Problem:
Repeat each line exactly as it is written.

-----

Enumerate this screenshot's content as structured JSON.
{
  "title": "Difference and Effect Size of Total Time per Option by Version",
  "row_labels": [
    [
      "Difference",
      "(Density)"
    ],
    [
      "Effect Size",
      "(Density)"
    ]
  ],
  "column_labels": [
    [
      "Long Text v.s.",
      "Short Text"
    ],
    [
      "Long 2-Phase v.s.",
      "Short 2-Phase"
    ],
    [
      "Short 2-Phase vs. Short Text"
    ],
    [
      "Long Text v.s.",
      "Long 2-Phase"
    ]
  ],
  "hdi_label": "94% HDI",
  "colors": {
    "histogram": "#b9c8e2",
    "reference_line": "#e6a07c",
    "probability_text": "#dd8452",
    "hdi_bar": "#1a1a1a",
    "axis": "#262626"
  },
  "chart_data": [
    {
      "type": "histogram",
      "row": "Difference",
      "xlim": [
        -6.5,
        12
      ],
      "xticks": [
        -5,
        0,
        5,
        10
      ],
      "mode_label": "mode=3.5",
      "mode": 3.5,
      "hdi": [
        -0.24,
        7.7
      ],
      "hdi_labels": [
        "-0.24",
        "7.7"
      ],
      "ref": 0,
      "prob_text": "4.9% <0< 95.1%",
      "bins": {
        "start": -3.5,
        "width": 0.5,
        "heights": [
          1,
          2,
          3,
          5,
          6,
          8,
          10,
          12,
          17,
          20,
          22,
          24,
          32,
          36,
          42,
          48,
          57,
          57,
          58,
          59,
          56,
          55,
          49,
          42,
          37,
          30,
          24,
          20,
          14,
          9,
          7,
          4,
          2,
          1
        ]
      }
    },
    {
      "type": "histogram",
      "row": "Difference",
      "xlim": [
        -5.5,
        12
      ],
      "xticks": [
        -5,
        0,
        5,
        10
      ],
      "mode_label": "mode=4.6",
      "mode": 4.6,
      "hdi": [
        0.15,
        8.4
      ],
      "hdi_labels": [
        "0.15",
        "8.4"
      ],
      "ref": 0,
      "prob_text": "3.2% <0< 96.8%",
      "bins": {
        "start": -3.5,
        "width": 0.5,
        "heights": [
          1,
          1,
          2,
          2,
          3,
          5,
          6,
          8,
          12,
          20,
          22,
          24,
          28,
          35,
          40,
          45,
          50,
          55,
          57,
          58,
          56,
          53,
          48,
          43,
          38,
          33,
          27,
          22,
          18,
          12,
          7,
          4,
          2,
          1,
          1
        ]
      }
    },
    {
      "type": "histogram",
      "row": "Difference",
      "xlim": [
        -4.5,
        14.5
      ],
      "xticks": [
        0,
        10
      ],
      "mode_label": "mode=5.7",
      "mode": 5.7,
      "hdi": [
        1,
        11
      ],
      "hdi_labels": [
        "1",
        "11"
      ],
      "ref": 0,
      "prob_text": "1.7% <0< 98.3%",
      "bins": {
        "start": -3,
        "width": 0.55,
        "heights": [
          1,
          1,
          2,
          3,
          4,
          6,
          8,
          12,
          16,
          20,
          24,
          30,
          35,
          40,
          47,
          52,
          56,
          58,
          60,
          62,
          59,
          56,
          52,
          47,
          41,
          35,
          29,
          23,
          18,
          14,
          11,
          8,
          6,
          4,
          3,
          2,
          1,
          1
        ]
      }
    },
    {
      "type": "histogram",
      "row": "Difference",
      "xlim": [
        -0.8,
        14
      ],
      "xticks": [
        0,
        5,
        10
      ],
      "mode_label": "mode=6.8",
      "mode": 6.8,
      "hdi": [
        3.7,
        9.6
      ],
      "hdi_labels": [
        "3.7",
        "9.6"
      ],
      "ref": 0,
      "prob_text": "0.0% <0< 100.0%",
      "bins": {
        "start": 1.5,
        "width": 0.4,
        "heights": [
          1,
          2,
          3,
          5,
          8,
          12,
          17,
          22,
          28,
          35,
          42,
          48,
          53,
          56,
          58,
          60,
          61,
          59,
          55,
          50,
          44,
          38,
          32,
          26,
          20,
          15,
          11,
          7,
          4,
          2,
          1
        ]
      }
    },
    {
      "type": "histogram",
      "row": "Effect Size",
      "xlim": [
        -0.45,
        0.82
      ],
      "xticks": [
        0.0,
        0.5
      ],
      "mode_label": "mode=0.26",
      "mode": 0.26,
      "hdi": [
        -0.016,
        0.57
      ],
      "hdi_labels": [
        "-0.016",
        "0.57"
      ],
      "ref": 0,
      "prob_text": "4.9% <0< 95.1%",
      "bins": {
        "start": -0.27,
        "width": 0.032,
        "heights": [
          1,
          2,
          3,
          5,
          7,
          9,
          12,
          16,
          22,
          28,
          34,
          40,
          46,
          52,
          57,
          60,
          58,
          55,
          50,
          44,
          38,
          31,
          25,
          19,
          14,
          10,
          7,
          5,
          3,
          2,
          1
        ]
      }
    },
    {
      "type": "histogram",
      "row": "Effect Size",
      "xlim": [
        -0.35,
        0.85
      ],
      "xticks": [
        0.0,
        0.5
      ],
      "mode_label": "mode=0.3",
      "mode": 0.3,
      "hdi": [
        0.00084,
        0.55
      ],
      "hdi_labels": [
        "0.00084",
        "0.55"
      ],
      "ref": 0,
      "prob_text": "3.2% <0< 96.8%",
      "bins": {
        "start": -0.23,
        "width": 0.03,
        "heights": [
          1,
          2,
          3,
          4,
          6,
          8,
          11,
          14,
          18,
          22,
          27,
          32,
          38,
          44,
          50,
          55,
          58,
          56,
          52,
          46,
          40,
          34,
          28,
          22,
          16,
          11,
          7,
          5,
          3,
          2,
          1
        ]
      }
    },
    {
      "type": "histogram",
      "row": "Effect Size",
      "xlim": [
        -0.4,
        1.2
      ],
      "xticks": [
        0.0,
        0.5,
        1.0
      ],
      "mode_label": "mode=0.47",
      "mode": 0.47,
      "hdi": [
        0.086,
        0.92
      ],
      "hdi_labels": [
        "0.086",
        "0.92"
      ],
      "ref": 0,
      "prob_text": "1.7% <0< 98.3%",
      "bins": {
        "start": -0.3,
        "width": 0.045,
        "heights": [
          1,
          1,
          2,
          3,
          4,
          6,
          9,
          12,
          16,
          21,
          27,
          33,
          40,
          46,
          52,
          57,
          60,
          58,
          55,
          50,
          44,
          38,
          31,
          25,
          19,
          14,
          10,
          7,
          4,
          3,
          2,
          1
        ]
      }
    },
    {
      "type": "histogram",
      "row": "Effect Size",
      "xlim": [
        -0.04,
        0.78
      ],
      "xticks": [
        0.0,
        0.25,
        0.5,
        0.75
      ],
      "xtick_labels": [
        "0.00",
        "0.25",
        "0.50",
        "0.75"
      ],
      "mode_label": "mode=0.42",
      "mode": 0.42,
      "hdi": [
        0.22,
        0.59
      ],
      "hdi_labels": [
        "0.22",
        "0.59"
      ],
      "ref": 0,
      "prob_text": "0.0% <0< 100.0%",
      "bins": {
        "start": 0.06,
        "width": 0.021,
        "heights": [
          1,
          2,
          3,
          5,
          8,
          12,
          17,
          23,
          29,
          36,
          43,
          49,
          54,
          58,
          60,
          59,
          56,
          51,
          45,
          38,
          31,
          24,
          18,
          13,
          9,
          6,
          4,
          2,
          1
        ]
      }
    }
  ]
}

-----

Complete output:
Enumerate this screenshot's content as structured JSON.
{
  "title": "Difference and Effect Size of Total Time per Option by Version",
  "row_labels": [
    [
      "Difference",
      "(Density)"
    ],
    [
      "Effect Size",
      "(Density)"
    ]
  ],
  "column_labels": [
    [
      "Long Text v.s.",
      "Short Text"
    ],
    [
      "Long 2-Phase v.s.",
      "Short 2-Phase"
    ],
    [
      "Short 2-Phase vs. Short Text"
    ],
    [
      "Long Text v.s.",
      "Long 2-Phase"
    ]
  ],
  "hdi_label": "94% HDI",
  "colors": {
    "histogram": "#b9c8e2",
    "reference_line": "#e6a07c",
    "probability_text": "#dd8452",
    "hdi_bar": "#1a1a1a",
    "axis": "#262626"
  },
  "chart_data": [
    {
      "type": "histogram",
      "row": "Difference",
      "xlim": [
        -6.5,
        12
      ],
      "xticks": [
        -5,
        0,
        5,
        10
      ],
      "mode_label": "mode=3.5",
      "mode": 3.5,
      "hdi": [
        -0.24,
        7.7
      ],
      "hdi_labels": [
        "-0.24",
        "7.7"
      ],
      "ref": 0,
      "prob_text": "4.9% <0< 95.1%",
      "bins": {
        "start": -3.5,
        "width": 0.5,
        "heights": [
          1,
          2,
          3,
          5,
          6,
          8,
          10,
          12,
          17,
          20,
          22,
          24,
          32,
          36,
          42,
          48,
          57,
          57,
          58,
          59,
          56,
          55,
          49,
          42,
          37,
          30,
          24,
          20,
          14,
          9,
          7,
          4,
          2,
          1
        ]
      }
    },
    {
      "type": "histogram",
      "row": "Difference",
      "xlim": [
        -5.5,
        12
      ],
      "xticks": [
        -5,
        0,
        5,
        10
      ],
      "mode_label": "mode=4.6",
      "mode": 4.6,
      "hdi": [
        0.15,
        8.4
      ],
      "hdi_labels": [
        "0.15",
        "8.4"
      ],
      "ref": 0,
      "prob_text": "3.2% <0< 96.8%",
      "bins": {
        "start": -3.5,
        "width": 0.5,
        "heights": [
          1,
          1,
          2,
          2,
          3,
          5,
          6,
          8,
          12,
          20,
          22,
          24,
          28,
          35,
          40,
          45,
          50,
          55,
          57,
          58,
          56,
          53,
          48,
          43,
          38,
          33,
          27,
          22,
          18,
          12,
          7,
          4,
          2,
          1,
          1
        ]
      }
    },
    {
      "type": "histogram",
      "row": "Difference",
      "xlim": [
        -4.5,
        14.5
      ],
      "xticks": [
        0,
        10
      ],
      "mode_label": "mode=5.7",
      "mode": 5.7,
      "hdi": [
        1,
        11
      ],
      "hdi_labels": [
        "1",
        "11"
      ],
      "ref": 0,
      "prob_text": "1.7% <0< 98.3%",
      "bins": {
        "start": -3,
        "width": 0.55,
        "heights": [
          1,
          1,
          2,
          3,
          4,
          6,
          8,
          12,
          16,
          20,
          24,
          30,
          35,
          40,
          47,
          52,
          56,
          58,
          60,
          62,
          59,
          56,
          52,
          47,
          41,
          35,
          29,
          23,
          18,
          14,
          11,
          8,
          6,
          4,
          3,
          2,
          1,
          1
        ]
      }
    },
    {
      "type": "histogram",
      "row": "Difference",
      "xlim": [
        -0.8,
        14
      ],
      "xticks": [
        0,
        5,
        10
      ],
      "mode_label": "mode=6.8",
      "mode": 6.8,
      "hdi": [
        3.7,
        9.6
      ],
      "hdi_labels": [
        "3.7",
        "9.6"
      ],
      "ref": 0,
      "prob_text": "0.0% <0< 100.0%",
      "bins": {
        "start": 1.5,
        "width": 0.4,
        "heights": [
          1,
          2,
          3,
          5,
          8,
          12,
          17,
          22,
          28,
          35,
          42,
          48,
          53,
          56,
          58,
          60,
          61,
          59,
          55,
          50,
          44,
          38,
          32,
          26,
          20,
          15,
          11,
          7,
          4,
          2,
          1
        ]
      }
    },
    {
      "type": "histogram",
      "row": "Effect Size",
      "xlim": [
        -0.45,
        0.82
      ],
      "xticks": [
        0.0,
        0.5
      ],
      "mode_label": "mode=0.26",
      "mode": 0.26,
      "hdi": [
        -0.016,
        0.57
      ],
      "hdi_labels": [
        "-0.016",
        "0.57"
      ],
      "ref": 0,
      "prob_text": "4.9% <0< 95.1%",
      "bins": {
        "start": -0.27,
        "width": 0.032,
        "heights": [
          1,
          2,
          3,
          5,
          7,
          9,
          12,
          16,
          22,
          28,
          34,
          40,
          46,
          52,
          57,
          60,
          58,
          55,
          50,
          44,
          38,
          31,
          25,
          19,
          14,
          10,
          7,
          5,
          3,
          2,
          1
        ]
      }
    },
    {
      "type": "histogram",
      "row": "Effect Size",
      "xlim": [
        -0.35,
        0.85
      ],
      "xticks": [
        0.0,
        0.5
      ],
      "mode_label": "mode=0.3",
      "mode": 0.3,
      "hdi": [
        0.00084,
        0.55
      ],
      "hdi_labels": [
        "0.00084",
        "0.55"
      ],
      "ref": 0,
      "prob_text": "3.2% <0< 96.8%",
      "bins": {
        "start": -0.23,
        "width": 0.03,
        "heights": [
          1,
          2,
          3,
          4,
          6,
          8,
          11,
          14,
          18,
          22,
          27,
          32,
          38,
          44,
          50,
          55,
          58,
          56,
          52,
          46,
          40,
          34,
          28,
          22,
          16,
          11,
          7,
          5,
          3,
          2,
          1
        ]
      }
    },
    {
      "type": "histogram",
      "row": "Effect Size",
      "xlim": [
        -0.4,
        1.2
      ],
      "xticks": [
        0.0,
        0.5,
        1.0
      ],
      "mode_label": "mode=0.47",
      "mode": 0.47,
      "hdi": [
        0.086,
        0.92
      ],
      "hdi_labels": [
        "0.086",
        "0.92"
      ],
      "ref": 0,
      "prob_text": "1.7% <0< 98.3%",
      "bins": {
        "start": -0.3,
        "width": 0.045,
        "heights": [
          1,
          1,
          2,
          3,
          4,
          6,
          9,
          12,
          16,
          21,
          27,
          33,
          40,
          46,
          52,
          57,
          60,
          58,
          55,
          50,
          44,
          38,
          31,
          25,
          19,
          14,
          10,
          7,
          4,
          3,
          2,
          1
        ]
      }
    },
    {
      "type": "histogram",
      "row": "Effect Size",
      "xlim": [
        -0.04,
        0.78
      ],
      "xticks": [
        0.0,
        0.25,
        0.5,
        0.75
      ],
      "xtick_labels": [
        "0.00",
        "0.25",
        "0.50",
        "0.75"
      ],
      "mode_label": "mode=0.42",
      "mode": 0.42,
      "hdi": [
        0.22,
        0.59
      ],
      "hdi_labels": [
        "0.22",
        "0.59"
      ],
      "ref": 0,
      "prob_text": "0.0% <0< 100.0%",
      "bins": {
        "start": 0.06,
        "width": 0.021,
        "heights": [
          1,
          2,
          3,
          5,
          8,
          12,
          17,
          23,
          29,
          36,
          43,
          49,
          54,
          58,
          60,
          59,
          56,
          51,
          45,
          38,
          31,
          24,
          18,
          13,
          9,
          6,
          4,
          2,
          1
        ]
      }
    }
  ]
}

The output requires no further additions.